● **ABOUT THIS TASK**: Go through the records below and report each line with "tick" in it.

● **DATA EXTRACTS**:
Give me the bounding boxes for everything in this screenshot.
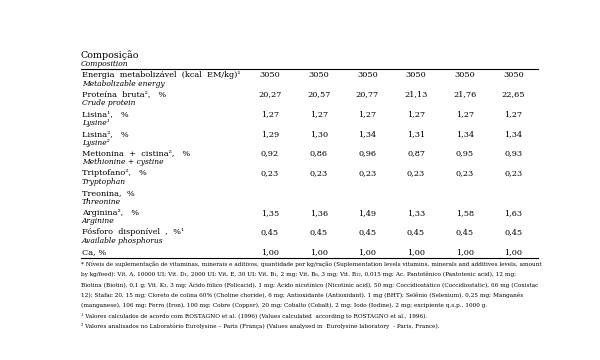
- Text: Metionina  +  cistina²,   %: Metionina + cistina², %: [82, 150, 190, 158]
- Text: 1,27: 1,27: [407, 110, 425, 118]
- Text: (manganese), 106 mg; Ferro (Iron), 100 mg; Cobre (Copper), 20 mg; Cobalto (Cobal: (manganese), 106 mg; Ferro (Iron), 100 m…: [80, 303, 487, 308]
- Text: 20,57: 20,57: [307, 91, 331, 99]
- Text: 1,49: 1,49: [358, 209, 376, 217]
- Text: 12); Stafac 20, 15 mg; Cloreto de colina 60% (Choline choride), 6 mg; Antioxidan: 12); Stafac 20, 15 mg; Cloreto de colina…: [80, 292, 523, 298]
- Text: 3050: 3050: [454, 71, 475, 79]
- Text: Metabolizable energy: Metabolizable energy: [82, 80, 164, 87]
- Text: Lysine²: Lysine²: [82, 139, 110, 147]
- Text: 0,23: 0,23: [504, 169, 523, 177]
- Text: 20,27: 20,27: [259, 91, 281, 99]
- Text: 20,77: 20,77: [356, 91, 379, 99]
- Text: Tryptophan: Tryptophan: [82, 178, 126, 186]
- Text: 0,23: 0,23: [310, 169, 328, 177]
- Text: 0,96: 0,96: [358, 150, 376, 158]
- Text: 21,13: 21,13: [404, 91, 428, 99]
- Text: 0,23: 0,23: [261, 169, 279, 177]
- Text: 3050: 3050: [260, 71, 280, 79]
- Text: 1,27: 1,27: [310, 110, 328, 118]
- Text: Arginina²,   %: Arginina², %: [82, 209, 139, 217]
- Text: 1,34: 1,34: [358, 130, 376, 138]
- Text: 1,00: 1,00: [505, 248, 523, 256]
- Text: Crude protein: Crude protein: [82, 99, 136, 107]
- Text: 0,45: 0,45: [358, 228, 376, 237]
- Text: 1,30: 1,30: [310, 130, 328, 138]
- Text: 3050: 3050: [406, 71, 427, 79]
- Text: 1,27: 1,27: [455, 110, 474, 118]
- Text: 1,34: 1,34: [504, 130, 523, 138]
- Text: Threonine: Threonine: [82, 198, 121, 206]
- Text: 0,45: 0,45: [455, 228, 474, 237]
- Text: 1,00: 1,00: [261, 248, 279, 256]
- Text: 0,45: 0,45: [261, 228, 279, 237]
- Text: Lisina¹,   %: Lisina¹, %: [82, 110, 129, 118]
- Text: 1,35: 1,35: [261, 209, 279, 217]
- Text: 0,45: 0,45: [310, 228, 328, 237]
- Text: ² Valores analisados no Laboratório Eurolysine – Paris (França) (Values analysed: ² Valores analisados no Laboratório Euro…: [80, 323, 439, 329]
- Text: 0,87: 0,87: [407, 150, 425, 158]
- Text: * Níveis de suplementação de vitaminas, minerais e aditivos, quantidade por kg/r: * Níveis de suplementação de vitaminas, …: [80, 262, 541, 267]
- Text: Arginine: Arginine: [82, 217, 115, 225]
- Text: 0,45: 0,45: [407, 228, 425, 237]
- Text: ¹ Valores calculados de acordo com ROSTAGNO et al. (1996) (Values calculated  ac: ¹ Valores calculados de acordo com ROSTA…: [80, 313, 427, 319]
- Text: 0,93: 0,93: [504, 150, 523, 158]
- Text: 1,33: 1,33: [407, 209, 425, 217]
- Text: 1,27: 1,27: [504, 110, 523, 118]
- Text: 1,29: 1,29: [261, 130, 279, 138]
- Text: Ca, %: Ca, %: [82, 248, 106, 256]
- Text: 1,27: 1,27: [261, 110, 279, 118]
- Text: Fósforo  disponível  ,  %¹: Fósforo disponível , %¹: [82, 228, 184, 237]
- Text: Available phosphorus: Available phosphorus: [82, 237, 164, 245]
- Text: 0,86: 0,86: [310, 150, 328, 158]
- Text: 3050: 3050: [503, 71, 524, 79]
- Text: 1,63: 1,63: [504, 209, 523, 217]
- Text: 3050: 3050: [308, 71, 329, 79]
- Text: Treonina,  %: Treonina, %: [82, 189, 135, 197]
- Text: Triptofano²,   %: Triptofano², %: [82, 169, 147, 177]
- Text: 1,58: 1,58: [455, 209, 474, 217]
- Text: 0,45: 0,45: [504, 228, 523, 237]
- Text: by kg/feed): Vit. A, 10000 UI; Vit. D₁, 2000 UI; Vit. E, 30 UI; Vit. B₁, 2 mg; V: by kg/feed): Vit. A, 10000 UI; Vit. D₁, …: [80, 272, 516, 278]
- Text: 22,65: 22,65: [502, 91, 525, 99]
- Text: 0,23: 0,23: [455, 169, 474, 177]
- Text: 0,23: 0,23: [358, 169, 376, 177]
- Text: Composition: Composition: [80, 60, 128, 68]
- Text: 3050: 3050: [357, 71, 378, 79]
- Text: Lysine¹: Lysine¹: [82, 119, 110, 127]
- Text: 1,34: 1,34: [455, 130, 474, 138]
- Text: Composição: Composição: [80, 50, 139, 60]
- Text: 1,00: 1,00: [358, 248, 376, 256]
- Text: Methionine + cystine: Methionine + cystine: [82, 158, 164, 166]
- Text: 0,95: 0,95: [455, 150, 474, 158]
- Text: 1,27: 1,27: [358, 110, 376, 118]
- Text: 1,36: 1,36: [310, 209, 328, 217]
- Text: 21,76: 21,76: [453, 91, 476, 99]
- Text: Lisina²,   %: Lisina², %: [82, 130, 129, 138]
- Text: 1,00: 1,00: [455, 248, 473, 256]
- Text: Proteína  bruta²,   %: Proteína bruta², %: [82, 91, 166, 99]
- Text: Energia  metabolizável  (kcal  EM/kg)¹: Energia metabolizável (kcal EM/kg)¹: [82, 71, 241, 79]
- Text: 0,23: 0,23: [407, 169, 425, 177]
- Text: Biotina (Biotin), 0,1 g; Vit. K₃, 3 mg; Ácido fólico (Folicacid), 1 mg; Ácido ni: Biotina (Biotin), 0,1 g; Vit. K₃, 3 mg; …: [80, 282, 538, 288]
- Text: 1,00: 1,00: [407, 248, 425, 256]
- Text: 1,31: 1,31: [407, 130, 425, 138]
- Text: 1,00: 1,00: [310, 248, 328, 256]
- Text: 0,92: 0,92: [261, 150, 279, 158]
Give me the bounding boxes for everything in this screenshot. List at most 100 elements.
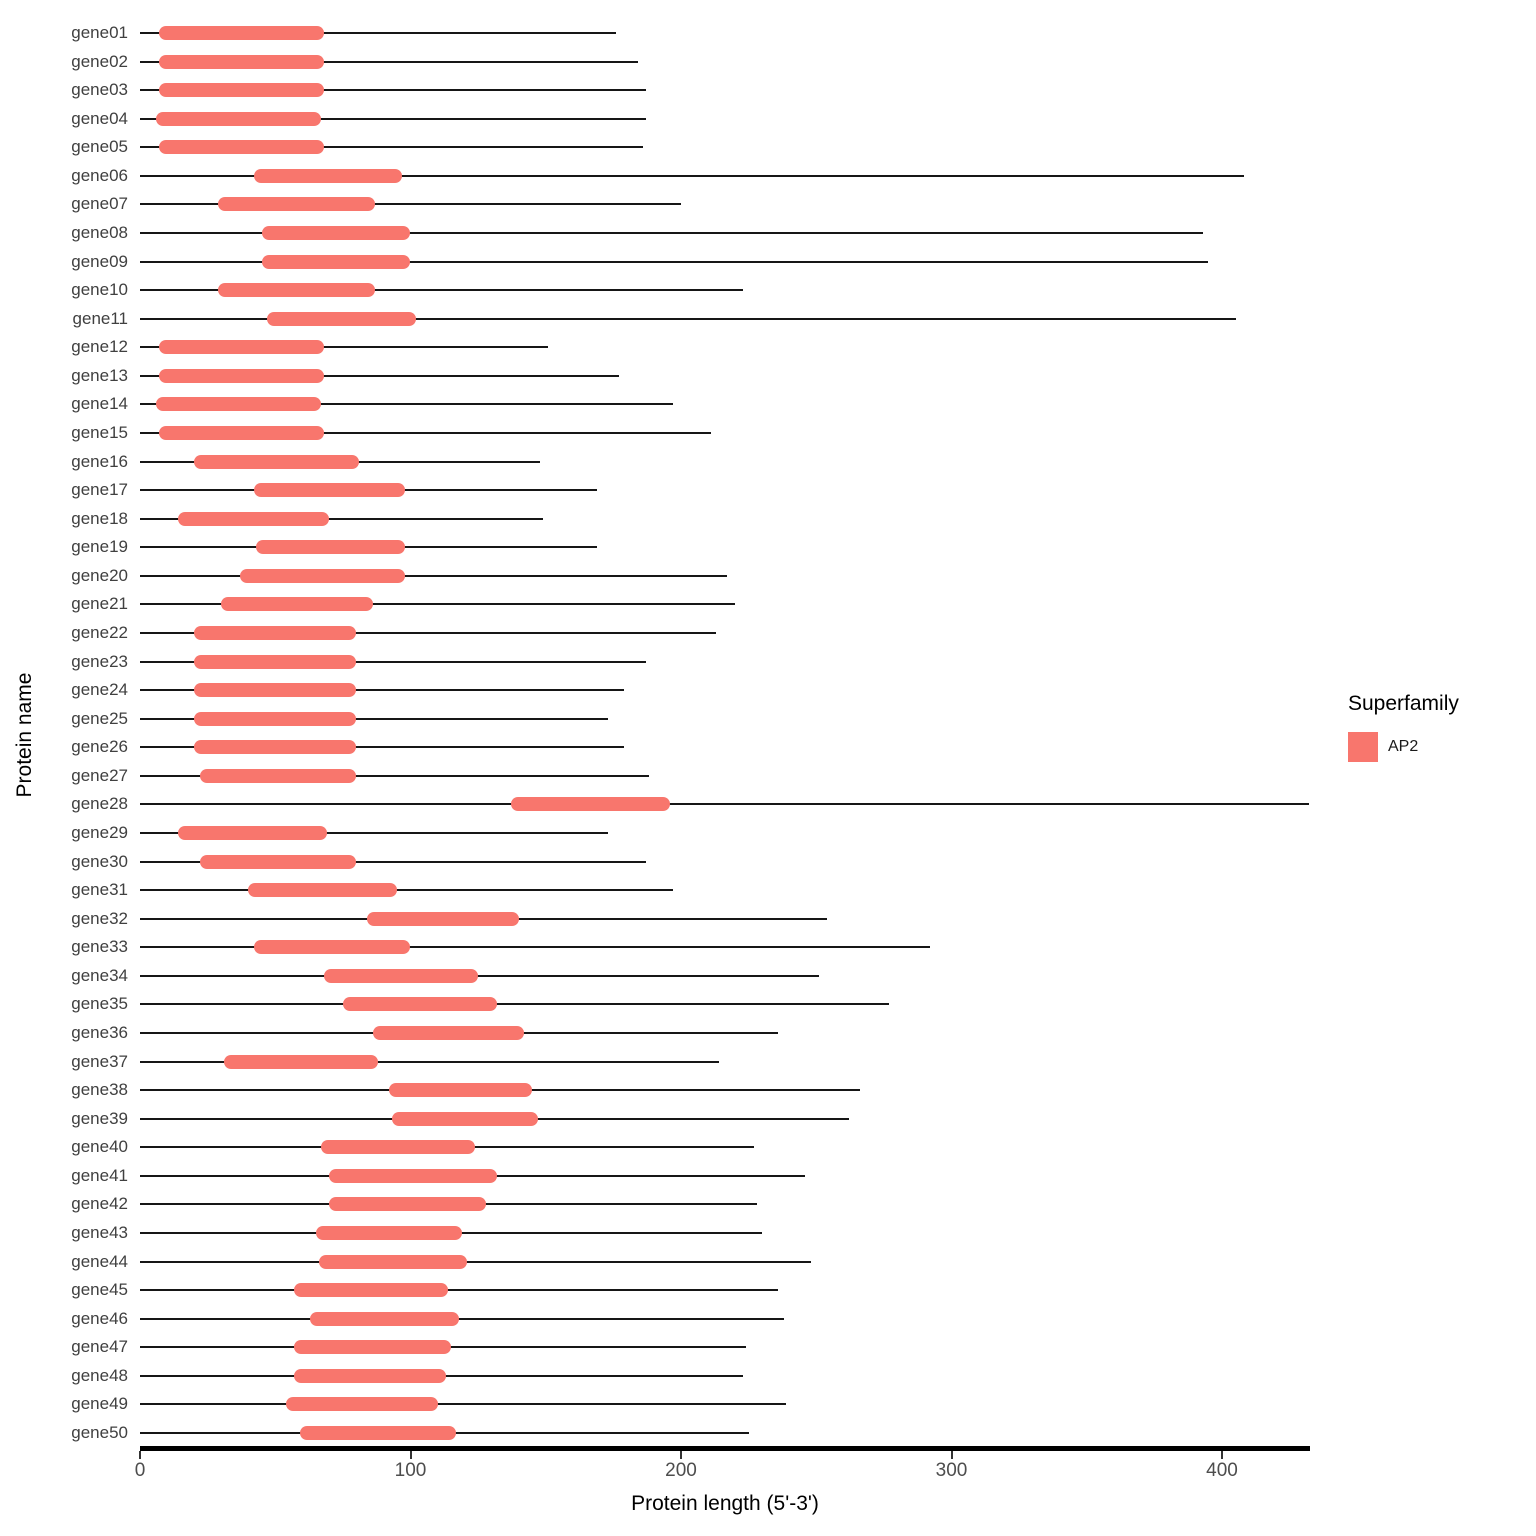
domain-bar-ap2 (194, 740, 357, 755)
gene-label: gene11 (72, 308, 128, 328)
domain-bar-ap2 (294, 1283, 449, 1298)
gene-label: gene44 (71, 1251, 128, 1271)
legend-title: Superfamily (1348, 692, 1459, 715)
gene-label: gene06 (71, 165, 128, 185)
domain-bar-ap2 (256, 540, 406, 555)
protein-chain-line (140, 174, 1244, 177)
gene-label: gene10 (71, 280, 128, 300)
protein-chain-line (140, 60, 638, 63)
gene-label: gene29 (71, 823, 128, 842)
domain-bar-ap2 (199, 854, 357, 869)
protein-chain-line (140, 746, 625, 749)
protein-chain-line (140, 374, 619, 377)
domain-bar-ap2 (286, 1397, 438, 1412)
protein-chain-line (140, 1317, 784, 1320)
gene-label: gene50 (71, 1423, 128, 1442)
domain-bar-ap2 (158, 426, 324, 440)
protein-chain-line (140, 803, 1309, 806)
gene-label: gene08 (71, 223, 128, 242)
gene-label: gene04 (71, 108, 128, 128)
gene-label: gene27 (71, 765, 128, 785)
domain-bar-ap2 (156, 111, 322, 126)
protein-chain-line (140, 403, 673, 406)
x-tick-label: 0 (134, 1460, 146, 1481)
gene-label: gene23 (71, 651, 128, 671)
gene-label: gene15 (71, 423, 128, 442)
protein-chain-line (140, 517, 544, 520)
gene-label: gene39 (71, 1108, 128, 1128)
protein-chain-line (140, 346, 549, 349)
domain-bar-ap2 (388, 1083, 533, 1098)
gene-label: gene38 (71, 1080, 128, 1100)
protein-chain-line (140, 146, 644, 149)
gene-label: gene02 (71, 51, 128, 71)
domain-bar-ap2 (194, 454, 360, 469)
protein-chain-line (140, 574, 727, 577)
gene-label: gene34 (71, 965, 128, 985)
legend-swatch-ap2 (1348, 732, 1378, 762)
protein-chain-line (140, 832, 608, 834)
gene-label: gene07 (71, 194, 128, 214)
protein-chain-line (140, 774, 649, 777)
domain-bar-ap2 (253, 483, 406, 498)
domain-bar-ap2 (177, 826, 327, 840)
domain-bar-ap2 (218, 197, 376, 212)
protein-chain-line (140, 689, 625, 692)
gene-label: gene22 (71, 623, 128, 642)
gene-label: gene01 (71, 23, 128, 42)
domain-bar-ap2 (158, 54, 324, 69)
gene-label: gene46 (71, 1308, 128, 1328)
domain-bar-ap2 (299, 1426, 457, 1440)
domain-bar-ap2 (261, 226, 411, 240)
domain-bar-ap2 (367, 911, 519, 926)
protein-chain-line (140, 603, 736, 606)
protein-chain-line (140, 889, 673, 892)
gene-label: gene47 (71, 1337, 128, 1357)
x-tick-mark (950, 1451, 953, 1459)
legend-entry: AP2 (1348, 732, 1459, 762)
x-axis-title: Protein length (5'-3') (631, 1492, 819, 1515)
legend: Superfamily AP2 (1348, 692, 1459, 762)
domain-bar-ap2 (199, 768, 357, 783)
gene-label: gene18 (71, 508, 128, 528)
protein-chain-line (140, 717, 608, 720)
protein-chain-line (140, 203, 681, 206)
domain-bar-ap2 (310, 1311, 460, 1326)
protein-chain-line (140, 1260, 811, 1263)
domain-bar-ap2 (158, 140, 324, 155)
domain-bar-ap2 (318, 1254, 468, 1269)
x-tick-mark (1221, 1451, 1223, 1459)
gene-label: gene45 (71, 1280, 128, 1300)
domain-bar-ap2 (218, 283, 376, 298)
x-tick-label: 300 (935, 1460, 968, 1481)
gene-label: gene05 (71, 137, 128, 157)
protein-chain-line (140, 260, 1209, 263)
domain-bar-ap2 (261, 254, 411, 269)
gene-label: gene37 (71, 1051, 128, 1071)
protein-chain-line (140, 432, 711, 434)
gene-label: gene25 (71, 708, 128, 728)
gene-label: gene36 (71, 1023, 128, 1042)
protein-chain-line (140, 117, 646, 120)
gene-label: gene48 (71, 1365, 128, 1385)
protein-chain-line (140, 289, 744, 292)
gene-label: gene40 (71, 1137, 128, 1157)
x-tick-label: 200 (665, 1460, 697, 1481)
domain-bar-ap2 (253, 940, 411, 955)
gene-label: gene30 (71, 851, 128, 871)
domain-bar-ap2 (329, 1197, 487, 1212)
domain-bar-ap2 (267, 311, 416, 326)
domain-bar-ap2 (194, 654, 357, 669)
x-axis-line (140, 1446, 1310, 1451)
domain-bar-ap2 (294, 1368, 446, 1383)
gene-label: gene12 (71, 337, 128, 357)
domain-bar-ap2 (329, 1168, 498, 1183)
gene-label: gene19 (71, 537, 128, 557)
gene-label: gene20 (71, 565, 128, 585)
gene-label: gene49 (71, 1394, 128, 1414)
domain-bar-ap2 (194, 683, 357, 698)
domain-bar-ap2 (248, 883, 397, 898)
domain-bar-ap2 (223, 1054, 379, 1069)
gene-label: gene26 (71, 737, 128, 757)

● **FINISHED EXERCISE**:
x-tick-label: 0 (134, 1460, 146, 1481)
x-tick-mark (950, 1451, 953, 1459)
x-tick-mark (1221, 1451, 1223, 1459)
x-tick-label: 300 (935, 1460, 968, 1481)
x-tick-label: 200 (665, 1460, 697, 1481)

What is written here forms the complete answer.